| Supplied records |
=-=-=
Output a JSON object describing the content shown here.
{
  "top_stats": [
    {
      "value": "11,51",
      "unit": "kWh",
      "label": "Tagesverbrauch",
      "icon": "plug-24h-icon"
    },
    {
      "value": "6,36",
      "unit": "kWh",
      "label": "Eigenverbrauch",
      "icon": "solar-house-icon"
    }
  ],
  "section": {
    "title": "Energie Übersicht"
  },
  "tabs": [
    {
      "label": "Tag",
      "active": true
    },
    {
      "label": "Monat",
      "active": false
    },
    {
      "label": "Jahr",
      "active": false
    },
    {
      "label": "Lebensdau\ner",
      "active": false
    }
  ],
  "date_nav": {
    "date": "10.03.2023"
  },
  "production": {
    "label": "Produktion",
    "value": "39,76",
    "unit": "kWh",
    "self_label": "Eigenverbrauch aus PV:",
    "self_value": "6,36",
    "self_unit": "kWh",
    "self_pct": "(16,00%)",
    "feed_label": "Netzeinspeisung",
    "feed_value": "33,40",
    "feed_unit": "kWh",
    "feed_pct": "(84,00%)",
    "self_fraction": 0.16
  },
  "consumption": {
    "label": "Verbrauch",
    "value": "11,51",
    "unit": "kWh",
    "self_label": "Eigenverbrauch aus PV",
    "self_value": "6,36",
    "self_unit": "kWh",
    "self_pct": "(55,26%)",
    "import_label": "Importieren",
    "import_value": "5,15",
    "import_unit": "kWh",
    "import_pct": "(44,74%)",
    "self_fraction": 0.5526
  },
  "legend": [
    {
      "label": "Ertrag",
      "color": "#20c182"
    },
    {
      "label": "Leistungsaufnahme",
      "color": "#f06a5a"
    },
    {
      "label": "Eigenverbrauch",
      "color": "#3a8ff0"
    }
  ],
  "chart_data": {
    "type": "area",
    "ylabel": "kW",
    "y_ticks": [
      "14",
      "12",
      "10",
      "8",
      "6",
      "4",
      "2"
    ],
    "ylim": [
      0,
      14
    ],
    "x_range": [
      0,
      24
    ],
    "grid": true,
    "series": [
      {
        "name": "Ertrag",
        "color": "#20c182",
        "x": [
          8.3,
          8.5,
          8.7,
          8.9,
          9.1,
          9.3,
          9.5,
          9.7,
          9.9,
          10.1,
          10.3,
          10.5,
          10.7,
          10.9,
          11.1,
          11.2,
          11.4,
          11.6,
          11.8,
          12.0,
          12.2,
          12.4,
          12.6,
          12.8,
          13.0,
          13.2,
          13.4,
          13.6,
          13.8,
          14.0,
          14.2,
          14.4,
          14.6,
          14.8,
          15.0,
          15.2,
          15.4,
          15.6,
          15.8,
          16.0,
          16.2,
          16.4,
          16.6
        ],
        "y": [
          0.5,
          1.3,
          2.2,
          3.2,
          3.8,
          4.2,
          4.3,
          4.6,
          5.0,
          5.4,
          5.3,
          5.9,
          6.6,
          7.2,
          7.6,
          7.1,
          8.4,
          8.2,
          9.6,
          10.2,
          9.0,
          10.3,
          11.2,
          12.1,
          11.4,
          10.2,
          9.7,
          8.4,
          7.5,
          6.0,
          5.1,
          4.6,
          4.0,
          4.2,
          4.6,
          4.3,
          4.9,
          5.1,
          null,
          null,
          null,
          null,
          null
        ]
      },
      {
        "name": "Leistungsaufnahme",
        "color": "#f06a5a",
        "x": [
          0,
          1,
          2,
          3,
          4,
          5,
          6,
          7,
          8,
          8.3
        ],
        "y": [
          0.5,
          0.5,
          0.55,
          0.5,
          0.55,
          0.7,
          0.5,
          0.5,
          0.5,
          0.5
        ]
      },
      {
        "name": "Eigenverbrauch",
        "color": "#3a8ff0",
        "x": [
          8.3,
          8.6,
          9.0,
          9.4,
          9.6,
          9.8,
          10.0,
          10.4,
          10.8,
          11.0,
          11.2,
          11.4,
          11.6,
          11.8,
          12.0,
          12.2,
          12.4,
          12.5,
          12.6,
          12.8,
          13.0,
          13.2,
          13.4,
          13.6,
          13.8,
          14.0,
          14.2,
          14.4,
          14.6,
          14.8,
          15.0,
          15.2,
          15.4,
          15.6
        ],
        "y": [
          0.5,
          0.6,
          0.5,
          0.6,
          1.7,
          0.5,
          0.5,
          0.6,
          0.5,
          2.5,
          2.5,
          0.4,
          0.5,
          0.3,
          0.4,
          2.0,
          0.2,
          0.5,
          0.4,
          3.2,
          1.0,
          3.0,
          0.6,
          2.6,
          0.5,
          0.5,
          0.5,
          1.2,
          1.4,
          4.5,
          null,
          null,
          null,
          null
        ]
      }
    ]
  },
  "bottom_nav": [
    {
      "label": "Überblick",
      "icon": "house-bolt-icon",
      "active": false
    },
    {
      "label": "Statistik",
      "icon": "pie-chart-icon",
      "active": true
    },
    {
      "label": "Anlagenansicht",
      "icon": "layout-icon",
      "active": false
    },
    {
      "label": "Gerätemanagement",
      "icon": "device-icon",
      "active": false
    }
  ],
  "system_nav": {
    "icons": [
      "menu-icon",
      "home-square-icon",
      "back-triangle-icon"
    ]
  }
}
=-=-=
| Your task |
Set all of the records down again, exactly as they stand.

| Result of this exercise |
Output a JSON object describing the content shown here.
{
  "top_stats": [
    {
      "value": "11,51",
      "unit": "kWh",
      "label": "Tagesverbrauch",
      "icon": "plug-24h-icon"
    },
    {
      "value": "6,36",
      "unit": "kWh",
      "label": "Eigenverbrauch",
      "icon": "solar-house-icon"
    }
  ],
  "section": {
    "title": "Energie Übersicht"
  },
  "tabs": [
    {
      "label": "Tag",
      "active": true
    },
    {
      "label": "Monat",
      "active": false
    },
    {
      "label": "Jahr",
      "active": false
    },
    {
      "label": "Lebensdau\ner",
      "active": false
    }
  ],
  "date_nav": {
    "date": "10.03.2023"
  },
  "production": {
    "label": "Produktion",
    "value": "39,76",
    "unit": "kWh",
    "self_label": "Eigenverbrauch aus PV:",
    "self_value": "6,36",
    "self_unit": "kWh",
    "self_pct": "(16,00%)",
    "feed_label": "Netzeinspeisung",
    "feed_value": "33,40",
    "feed_unit": "kWh",
    "feed_pct": "(84,00%)",
    "self_fraction": 0.16
  },
  "consumption": {
    "label": "Verbrauch",
    "value": "11,51",
    "unit": "kWh",
    "self_label": "Eigenverbrauch aus PV",
    "self_value": "6,36",
    "self_unit": "kWh",
    "self_pct": "(55,26%)",
    "import_label": "Importieren",
    "import_value": "5,15",
    "import_unit": "kWh",
    "import_pct": "(44,74%)",
    "self_fraction": 0.5526
  },
  "legend": [
    {
      "label": "Ertrag",
      "color": "#20c182"
    },
    {
      "label": "Leistungsaufnahme",
      "color": "#f06a5a"
    },
    {
      "label": "Eigenverbrauch",
      "color": "#3a8ff0"
    }
  ],
  "chart_data": {
    "type": "area",
    "ylabel": "kW",
    "y_ticks": [
      "14",
      "12",
      "10",
      "8",
      "6",
      "4",
      "2"
    ],
    "ylim": [
      0,
      14
    ],
    "x_range": [
      0,
      24
    ],
    "grid": true,
    "series": [
      {
        "name": "Ertrag",
        "color": "#20c182",
        "x": [
          8.3,
          8.5,
          8.7,
          8.9,
          9.1,
          9.3,
          9.5,
          9.7,
          9.9,
          10.1,
          10.3,
          10.5,
          10.7,
          10.9,
          11.1,
          11.2,
          11.4,
          11.6,
          11.8,
          12.0,
          12.2,
          12.4,
          12.6,
          12.8,
          13.0,
          13.2,
          13.4,
          13.6,
          13.8,
          14.0,
          14.2,
          14.4,
          14.6,
          14.8,
          15.0,
          15.2,
          15.4,
          15.6,
          15.8,
          16.0,
          16.2,
          16.4,
          16.6
        ],
        "y": [
          0.5,
          1.3,
          2.2,
          3.2,
          3.8,
          4.2,
          4.3,
          4.6,
          5.0,
          5.4,
          5.3,
          5.9,
          6.6,
          7.2,
          7.6,
          7.1,
          8.4,
          8.2,
          9.6,
          10.2,
          9.0,
          10.3,
          11.2,
          12.1,
          11.4,
          10.2,
          9.7,
          8.4,
          7.5,
          6.0,
          5.1,
          4.6,
          4.0,
          4.2,
          4.6,
          4.3,
          4.9,
          5.1,
          null,
          null,
          null,
          null,
          null
        ]
      },
      {
        "name": "Leistungsaufnahme",
        "color": "#f06a5a",
        "x": [
          0,
          1,
          2,
          3,
          4,
          5,
          6,
          7,
          8,
          8.3
        ],
        "y": [
          0.5,
          0.5,
          0.55,
          0.5,
          0.55,
          0.7,
          0.5,
          0.5,
          0.5,
          0.5
        ]
      },
      {
        "name": "Eigenverbrauch",
        "color": "#3a8ff0",
        "x": [
          8.3,
          8.6,
          9.0,
          9.4,
          9.6,
          9.8,
          10.0,
          10.4,
          10.8,
          11.0,
          11.2,
          11.4,
          11.6,
          11.8,
          12.0,
          12.2,
          12.4,
          12.5,
          12.6,
          12.8,
          13.0,
          13.2,
          13.4,
          13.6,
          13.8,
          14.0,
          14.2,
          14.4,
          14.6,
          14.8,
          15.0,
          15.2,
          15.4,
          15.6
        ],
        "y": [
          0.5,
          0.6,
          0.5,
          0.6,
          1.7,
          0.5,
          0.5,
          0.6,
          0.5,
          2.5,
          2.5,
          0.4,
          0.5,
          0.3,
          0.4,
          2.0,
          0.2,
          0.5,
          0.4,
          3.2,
          1.0,
          3.0,
          0.6,
          2.6,
          0.5,
          0.5,
          0.5,
          1.2,
          1.4,
          4.5,
          null,
          null,
          null,
          null
        ]
      }
    ]
  },
  "bottom_nav": [
    {
      "label": "Überblick",
      "icon": "house-bolt-icon",
      "active": false
    },
    {
      "label": "Statistik",
      "icon": "pie-chart-icon",
      "active": true
    },
    {
      "label": "Anlagenansicht",
      "icon": "layout-icon",
      "active": false
    },
    {
      "label": "Gerätemanagement",
      "icon": "device-icon",
      "active": false
    }
  ],
  "system_nav": {
    "icons": [
      "menu-icon",
      "home-square-icon",
      "back-triangle-icon"
    ]
  }
}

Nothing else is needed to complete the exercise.